Dataset entries

.....

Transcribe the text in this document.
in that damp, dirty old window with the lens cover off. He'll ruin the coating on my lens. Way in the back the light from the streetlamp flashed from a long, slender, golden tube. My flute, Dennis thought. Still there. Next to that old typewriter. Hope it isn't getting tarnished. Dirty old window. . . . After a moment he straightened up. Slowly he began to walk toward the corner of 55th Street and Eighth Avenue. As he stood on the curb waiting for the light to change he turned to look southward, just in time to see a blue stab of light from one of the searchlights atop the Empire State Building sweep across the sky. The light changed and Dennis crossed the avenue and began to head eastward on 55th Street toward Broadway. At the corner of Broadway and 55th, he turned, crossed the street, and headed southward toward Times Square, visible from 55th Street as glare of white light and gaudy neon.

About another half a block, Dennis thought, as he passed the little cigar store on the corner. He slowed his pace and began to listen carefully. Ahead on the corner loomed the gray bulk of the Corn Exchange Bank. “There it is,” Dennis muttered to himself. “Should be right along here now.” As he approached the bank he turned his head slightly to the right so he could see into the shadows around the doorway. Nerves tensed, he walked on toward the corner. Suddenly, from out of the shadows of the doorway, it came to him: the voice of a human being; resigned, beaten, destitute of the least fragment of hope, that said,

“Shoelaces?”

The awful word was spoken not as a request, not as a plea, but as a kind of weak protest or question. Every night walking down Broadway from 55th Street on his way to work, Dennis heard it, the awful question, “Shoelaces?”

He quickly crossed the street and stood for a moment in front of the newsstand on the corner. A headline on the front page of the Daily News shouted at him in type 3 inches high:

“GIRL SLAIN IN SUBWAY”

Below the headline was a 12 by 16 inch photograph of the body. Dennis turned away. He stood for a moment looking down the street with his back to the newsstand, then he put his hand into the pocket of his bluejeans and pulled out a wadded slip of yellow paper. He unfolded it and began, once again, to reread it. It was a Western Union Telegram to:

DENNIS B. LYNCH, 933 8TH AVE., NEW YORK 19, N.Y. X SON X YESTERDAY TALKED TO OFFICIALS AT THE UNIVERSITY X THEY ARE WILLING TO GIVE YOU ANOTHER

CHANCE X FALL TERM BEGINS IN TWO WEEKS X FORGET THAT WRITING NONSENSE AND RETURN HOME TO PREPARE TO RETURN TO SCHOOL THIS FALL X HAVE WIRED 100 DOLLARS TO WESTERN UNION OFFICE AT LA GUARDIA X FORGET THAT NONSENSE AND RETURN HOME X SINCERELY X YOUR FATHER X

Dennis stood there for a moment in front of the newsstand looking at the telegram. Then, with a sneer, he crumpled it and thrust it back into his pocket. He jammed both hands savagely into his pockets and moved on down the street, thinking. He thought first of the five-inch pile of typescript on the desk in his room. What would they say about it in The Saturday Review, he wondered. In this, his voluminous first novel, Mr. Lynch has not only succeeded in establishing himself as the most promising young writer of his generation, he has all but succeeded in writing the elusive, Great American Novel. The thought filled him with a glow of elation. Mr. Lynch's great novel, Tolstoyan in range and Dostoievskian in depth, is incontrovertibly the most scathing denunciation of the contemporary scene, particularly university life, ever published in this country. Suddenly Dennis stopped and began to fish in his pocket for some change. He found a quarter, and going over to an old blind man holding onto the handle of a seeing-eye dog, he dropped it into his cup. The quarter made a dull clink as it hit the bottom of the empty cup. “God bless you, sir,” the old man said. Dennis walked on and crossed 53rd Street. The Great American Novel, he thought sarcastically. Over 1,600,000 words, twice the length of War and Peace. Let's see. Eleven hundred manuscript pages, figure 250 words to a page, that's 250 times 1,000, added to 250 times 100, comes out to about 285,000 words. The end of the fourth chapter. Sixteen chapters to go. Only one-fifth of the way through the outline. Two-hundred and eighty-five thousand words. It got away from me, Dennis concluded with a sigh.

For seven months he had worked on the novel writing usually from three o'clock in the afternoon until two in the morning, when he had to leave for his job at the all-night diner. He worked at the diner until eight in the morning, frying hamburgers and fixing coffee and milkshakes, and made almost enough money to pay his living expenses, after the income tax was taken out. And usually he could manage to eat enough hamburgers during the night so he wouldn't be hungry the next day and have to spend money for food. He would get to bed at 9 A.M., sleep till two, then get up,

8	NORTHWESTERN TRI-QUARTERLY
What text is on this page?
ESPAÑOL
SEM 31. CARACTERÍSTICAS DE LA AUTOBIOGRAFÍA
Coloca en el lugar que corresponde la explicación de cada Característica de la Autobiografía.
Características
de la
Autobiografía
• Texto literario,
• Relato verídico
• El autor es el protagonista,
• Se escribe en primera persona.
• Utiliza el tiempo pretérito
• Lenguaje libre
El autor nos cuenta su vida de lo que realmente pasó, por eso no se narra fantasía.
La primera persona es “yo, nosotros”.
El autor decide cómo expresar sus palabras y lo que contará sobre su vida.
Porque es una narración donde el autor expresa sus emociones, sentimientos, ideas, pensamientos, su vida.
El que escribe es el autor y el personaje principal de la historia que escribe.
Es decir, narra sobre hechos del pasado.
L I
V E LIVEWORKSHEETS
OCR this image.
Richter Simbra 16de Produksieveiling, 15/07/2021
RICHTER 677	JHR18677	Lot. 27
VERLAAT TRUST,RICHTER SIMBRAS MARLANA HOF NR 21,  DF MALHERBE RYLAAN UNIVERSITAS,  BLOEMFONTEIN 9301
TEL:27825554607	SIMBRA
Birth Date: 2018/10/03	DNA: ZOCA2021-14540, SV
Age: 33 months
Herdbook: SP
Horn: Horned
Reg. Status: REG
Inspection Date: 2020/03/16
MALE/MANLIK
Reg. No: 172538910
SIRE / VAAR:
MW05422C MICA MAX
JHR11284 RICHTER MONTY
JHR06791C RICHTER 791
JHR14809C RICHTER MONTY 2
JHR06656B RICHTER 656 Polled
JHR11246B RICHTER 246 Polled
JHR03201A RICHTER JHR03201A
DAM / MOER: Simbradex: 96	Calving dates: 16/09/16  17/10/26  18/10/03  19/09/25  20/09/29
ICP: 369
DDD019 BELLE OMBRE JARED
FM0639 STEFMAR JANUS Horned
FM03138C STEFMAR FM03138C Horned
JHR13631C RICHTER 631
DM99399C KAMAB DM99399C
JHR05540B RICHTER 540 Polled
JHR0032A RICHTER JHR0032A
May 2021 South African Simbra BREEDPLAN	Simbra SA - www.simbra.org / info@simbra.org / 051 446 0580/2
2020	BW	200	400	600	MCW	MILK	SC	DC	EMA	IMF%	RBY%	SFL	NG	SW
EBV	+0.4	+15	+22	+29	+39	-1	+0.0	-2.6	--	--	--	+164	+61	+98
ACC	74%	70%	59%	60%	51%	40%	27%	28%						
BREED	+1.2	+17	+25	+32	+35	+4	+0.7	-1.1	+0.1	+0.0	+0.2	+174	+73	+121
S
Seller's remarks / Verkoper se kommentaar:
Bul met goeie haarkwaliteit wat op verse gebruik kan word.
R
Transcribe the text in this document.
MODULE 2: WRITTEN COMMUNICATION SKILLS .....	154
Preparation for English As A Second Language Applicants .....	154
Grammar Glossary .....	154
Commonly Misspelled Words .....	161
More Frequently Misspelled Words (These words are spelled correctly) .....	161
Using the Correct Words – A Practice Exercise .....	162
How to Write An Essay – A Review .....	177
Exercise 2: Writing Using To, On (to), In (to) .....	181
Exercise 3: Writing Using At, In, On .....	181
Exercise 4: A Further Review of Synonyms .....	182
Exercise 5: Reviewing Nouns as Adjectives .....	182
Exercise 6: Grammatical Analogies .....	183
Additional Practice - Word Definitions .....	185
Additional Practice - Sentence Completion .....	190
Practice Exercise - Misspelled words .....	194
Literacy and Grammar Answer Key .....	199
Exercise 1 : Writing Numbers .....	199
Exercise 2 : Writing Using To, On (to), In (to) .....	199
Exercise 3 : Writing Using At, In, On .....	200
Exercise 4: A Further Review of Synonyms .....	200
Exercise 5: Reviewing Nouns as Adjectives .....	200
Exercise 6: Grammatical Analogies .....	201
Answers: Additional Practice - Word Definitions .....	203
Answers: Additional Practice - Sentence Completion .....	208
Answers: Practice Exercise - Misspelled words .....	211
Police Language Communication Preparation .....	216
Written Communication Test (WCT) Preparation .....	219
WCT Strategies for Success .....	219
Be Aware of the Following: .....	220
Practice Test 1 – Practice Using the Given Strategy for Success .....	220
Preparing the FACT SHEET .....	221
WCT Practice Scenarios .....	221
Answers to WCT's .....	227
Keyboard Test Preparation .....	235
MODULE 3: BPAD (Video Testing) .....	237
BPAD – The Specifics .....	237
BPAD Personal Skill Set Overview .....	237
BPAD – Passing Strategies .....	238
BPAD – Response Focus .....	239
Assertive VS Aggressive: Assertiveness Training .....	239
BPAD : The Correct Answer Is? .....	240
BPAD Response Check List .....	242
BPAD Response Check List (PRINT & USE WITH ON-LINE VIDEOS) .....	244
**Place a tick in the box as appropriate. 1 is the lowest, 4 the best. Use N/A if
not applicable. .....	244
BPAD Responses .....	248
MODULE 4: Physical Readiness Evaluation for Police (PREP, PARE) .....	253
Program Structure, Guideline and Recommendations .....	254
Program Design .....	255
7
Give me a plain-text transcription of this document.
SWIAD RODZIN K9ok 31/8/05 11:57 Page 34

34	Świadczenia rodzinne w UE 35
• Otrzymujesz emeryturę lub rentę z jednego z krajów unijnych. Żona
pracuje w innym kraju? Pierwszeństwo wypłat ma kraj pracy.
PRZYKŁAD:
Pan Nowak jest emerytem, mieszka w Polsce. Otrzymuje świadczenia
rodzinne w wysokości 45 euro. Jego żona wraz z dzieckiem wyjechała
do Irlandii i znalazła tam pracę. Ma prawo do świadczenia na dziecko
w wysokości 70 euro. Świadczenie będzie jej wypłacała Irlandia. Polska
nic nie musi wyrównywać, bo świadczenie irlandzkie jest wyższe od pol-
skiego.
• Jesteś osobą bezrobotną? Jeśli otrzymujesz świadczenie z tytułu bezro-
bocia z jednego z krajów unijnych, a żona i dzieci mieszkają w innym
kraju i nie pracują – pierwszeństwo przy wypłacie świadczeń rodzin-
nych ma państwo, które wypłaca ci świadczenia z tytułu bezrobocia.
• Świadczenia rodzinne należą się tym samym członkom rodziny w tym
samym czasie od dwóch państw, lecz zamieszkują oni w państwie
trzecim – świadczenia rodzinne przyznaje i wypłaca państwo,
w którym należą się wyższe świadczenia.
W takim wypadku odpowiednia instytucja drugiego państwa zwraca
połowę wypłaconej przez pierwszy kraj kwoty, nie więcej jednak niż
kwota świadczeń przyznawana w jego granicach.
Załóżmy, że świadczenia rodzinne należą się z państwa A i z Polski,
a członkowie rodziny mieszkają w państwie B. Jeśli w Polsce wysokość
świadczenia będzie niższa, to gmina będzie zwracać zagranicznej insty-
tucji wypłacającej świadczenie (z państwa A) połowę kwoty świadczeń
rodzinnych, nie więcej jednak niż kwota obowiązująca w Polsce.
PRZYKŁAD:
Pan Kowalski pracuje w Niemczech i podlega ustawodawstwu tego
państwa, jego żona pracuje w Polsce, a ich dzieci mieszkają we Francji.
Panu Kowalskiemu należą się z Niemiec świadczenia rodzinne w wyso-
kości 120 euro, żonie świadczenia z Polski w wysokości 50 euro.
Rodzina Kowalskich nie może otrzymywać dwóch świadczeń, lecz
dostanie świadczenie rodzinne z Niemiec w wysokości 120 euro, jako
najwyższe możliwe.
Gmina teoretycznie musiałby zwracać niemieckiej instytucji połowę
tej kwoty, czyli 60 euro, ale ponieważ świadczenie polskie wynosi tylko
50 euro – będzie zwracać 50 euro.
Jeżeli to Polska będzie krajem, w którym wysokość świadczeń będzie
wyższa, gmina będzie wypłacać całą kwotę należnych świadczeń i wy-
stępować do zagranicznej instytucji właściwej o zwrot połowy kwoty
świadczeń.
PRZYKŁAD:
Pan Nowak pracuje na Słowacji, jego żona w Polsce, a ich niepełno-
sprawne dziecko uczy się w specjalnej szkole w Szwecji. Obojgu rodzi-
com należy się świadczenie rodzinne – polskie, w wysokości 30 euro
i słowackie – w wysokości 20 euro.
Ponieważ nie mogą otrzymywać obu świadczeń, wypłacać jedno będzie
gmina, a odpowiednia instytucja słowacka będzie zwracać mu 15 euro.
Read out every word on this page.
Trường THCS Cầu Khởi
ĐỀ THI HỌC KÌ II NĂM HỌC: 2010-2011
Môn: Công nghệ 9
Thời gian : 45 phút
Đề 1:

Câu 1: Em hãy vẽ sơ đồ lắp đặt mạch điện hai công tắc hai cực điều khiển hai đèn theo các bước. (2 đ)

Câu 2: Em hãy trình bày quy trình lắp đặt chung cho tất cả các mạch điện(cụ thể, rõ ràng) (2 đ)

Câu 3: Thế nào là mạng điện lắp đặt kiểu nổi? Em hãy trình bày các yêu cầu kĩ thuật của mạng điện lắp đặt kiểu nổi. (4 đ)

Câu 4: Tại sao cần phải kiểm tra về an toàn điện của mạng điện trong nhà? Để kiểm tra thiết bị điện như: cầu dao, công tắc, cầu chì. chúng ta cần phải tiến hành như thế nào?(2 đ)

.....

**The exercise**
Leave out every line without the string "wysokości" and copy the rest.

**Exercise response**
rodzinne w wysokości 45 euro. Jego żona wraz z dzieckiem wyjechała
w wysokości 70 euro. Świadczenie będzie jej wypłacała Irlandia. Polska
kości 120 euro, żonie świadczenia z Polski w wysokości 50 euro.
dostanie świadczenie rodzinne z Niemiec w wysokości 120 euro, jako
com należy się świadczenie rodzinne – polskie, w wysokości 30 euro
i słowackie – w wysokości 20 euro.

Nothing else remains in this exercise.